Quote, verbatim, all material below, without pictures.
* start INFORMATION SUPPLIED *
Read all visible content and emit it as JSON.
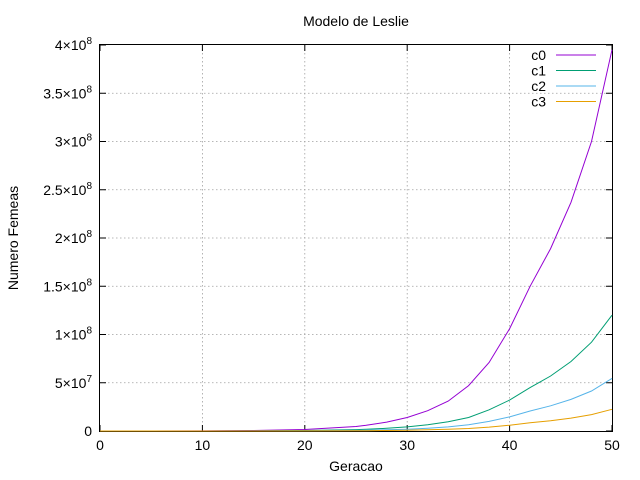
{
  "chart_data": {
    "type": "line",
    "title": "Modelo de Leslie",
    "xlabel": "Geracao",
    "ylabel": "Numero Femeas",
    "xlim": [
      0,
      50
    ],
    "ylim": [
      0,
      400000000
    ],
    "grid": true,
    "legend_position": "top-right",
    "x_ticks": [
      0,
      10,
      20,
      30,
      40,
      50
    ],
    "x_tick_labels": [
      "0",
      "10",
      "20",
      "30",
      "40",
      "50"
    ],
    "y_ticks": [
      0,
      50000000,
      100000000,
      150000000,
      200000000,
      250000000,
      300000000,
      350000000,
      400000000
    ],
    "y_tick_labels": [
      {
        "mant": "0",
        "exp": ""
      },
      {
        "mant": "5×10",
        "exp": "7"
      },
      {
        "mant": "1×10",
        "exp": "8"
      },
      {
        "mant": "1.5×10",
        "exp": "8"
      },
      {
        "mant": "2×10",
        "exp": "8"
      },
      {
        "mant": "2.5×10",
        "exp": "8"
      },
      {
        "mant": "3×10",
        "exp": "8"
      },
      {
        "mant": "3.5×10",
        "exp": "8"
      },
      {
        "mant": "4×10",
        "exp": "8"
      }
    ],
    "x": [
      0,
      5,
      10,
      15,
      20,
      25,
      26,
      28,
      30,
      32,
      34,
      36,
      38,
      40,
      42,
      44,
      46,
      48,
      50
    ],
    "series": [
      {
        "name": "c0",
        "color": "#9400d3",
        "values": [
          0,
          20000,
          120000,
          480000,
          1600000,
          4700000,
          5900000,
          9200000,
          14000000,
          21000000,
          31000000,
          47000000,
          71000000,
          106000000,
          150000000,
          189000000,
          237000000,
          300000000,
          395000000
        ]
      },
      {
        "name": "c1",
        "color": "#009e73",
        "values": [
          0,
          6000,
          36000,
          145000,
          480000,
          1400000,
          1800000,
          2800000,
          4200000,
          6400000,
          9500000,
          14000000,
          22000000,
          32000000,
          45000000,
          57000000,
          72000000,
          92000000,
          120000000
        ]
      },
      {
        "name": "c2",
        "color": "#56b4e9",
        "values": [
          0,
          3000,
          17000,
          66000,
          220000,
          650000,
          820000,
          1270000,
          1900000,
          2900000,
          4300000,
          6500000,
          9900000,
          14600000,
          20700000,
          26100000,
          32700000,
          41400000,
          54500000
        ]
      },
      {
        "name": "c3",
        "color": "#e69f00",
        "values": [
          0,
          1000,
          7000,
          27000,
          90000,
          260000,
          330000,
          510000,
          800000,
          1200000,
          1800000,
          2600000,
          4000000,
          6000000,
          8500000,
          10700000,
          13400000,
          17000000,
          22500000
        ]
      }
    ]
  }
}
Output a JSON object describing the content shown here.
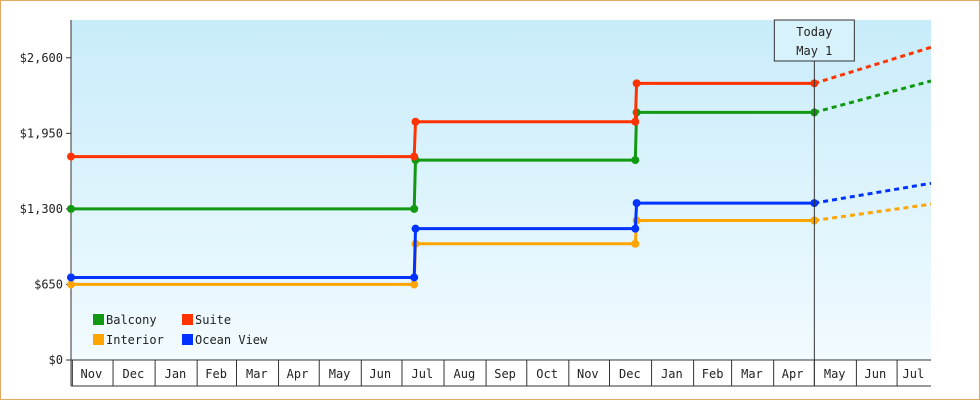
* end INFORMATION SUPPLIED *
RESPONSE BELOW →
Read all visible content and emit it as JSON.
{
  "chart_data": {
    "type": "line",
    "title": "Modelo de Leslie",
    "xlabel": "Geracao",
    "ylabel": "Numero Femeas",
    "xlim": [
      0,
      50
    ],
    "ylim": [
      0,
      400000000
    ],
    "grid": true,
    "legend_position": "top-right",
    "x_ticks": [
      0,
      10,
      20,
      30,
      40,
      50
    ],
    "x_tick_labels": [
      "0",
      "10",
      "20",
      "30",
      "40",
      "50"
    ],
    "y_ticks": [
      0,
      50000000,
      100000000,
      150000000,
      200000000,
      250000000,
      300000000,
      350000000,
      400000000
    ],
    "y_tick_labels": [
      {
        "mant": "0",
        "exp": ""
      },
      {
        "mant": "5×10",
        "exp": "7"
      },
      {
        "mant": "1×10",
        "exp": "8"
      },
      {
        "mant": "1.5×10",
        "exp": "8"
      },
      {
        "mant": "2×10",
        "exp": "8"
      },
      {
        "mant": "2.5×10",
        "exp": "8"
      },
      {
        "mant": "3×10",
        "exp": "8"
      },
      {
        "mant": "3.5×10",
        "exp": "8"
      },
      {
        "mant": "4×10",
        "exp": "8"
      }
    ],
    "x": [
      0,
      5,
      10,
      15,
      20,
      25,
      26,
      28,
      30,
      32,
      34,
      36,
      38,
      40,
      42,
      44,
      46,
      48,
      50
    ],
    "series": [
      {
        "name": "c0",
        "color": "#9400d3",
        "values": [
          0,
          20000,
          120000,
          480000,
          1600000,
          4700000,
          5900000,
          9200000,
          14000000,
          21000000,
          31000000,
          47000000,
          71000000,
          106000000,
          150000000,
          189000000,
          237000000,
          300000000,
          395000000
        ]
      },
      {
        "name": "c1",
        "color": "#009e73",
        "values": [
          0,
          6000,
          36000,
          145000,
          480000,
          1400000,
          1800000,
          2800000,
          4200000,
          6400000,
          9500000,
          14000000,
          22000000,
          32000000,
          45000000,
          57000000,
          72000000,
          92000000,
          120000000
        ]
      },
      {
        "name": "c2",
        "color": "#56b4e9",
        "values": [
          0,
          3000,
          17000,
          66000,
          220000,
          650000,
          820000,
          1270000,
          1900000,
          2900000,
          4300000,
          6500000,
          9900000,
          14600000,
          20700000,
          26100000,
          32700000,
          41400000,
          54500000
        ]
      },
      {
        "name": "c3",
        "color": "#e69f00",
        "values": [
          0,
          1000,
          7000,
          27000,
          90000,
          260000,
          330000,
          510000,
          800000,
          1200000,
          1800000,
          2600000,
          4000000,
          6000000,
          8500000,
          10700000,
          13400000,
          17000000,
          22500000
        ]
      }
    ]
  }
}
Output a JSON object describing the content shown here.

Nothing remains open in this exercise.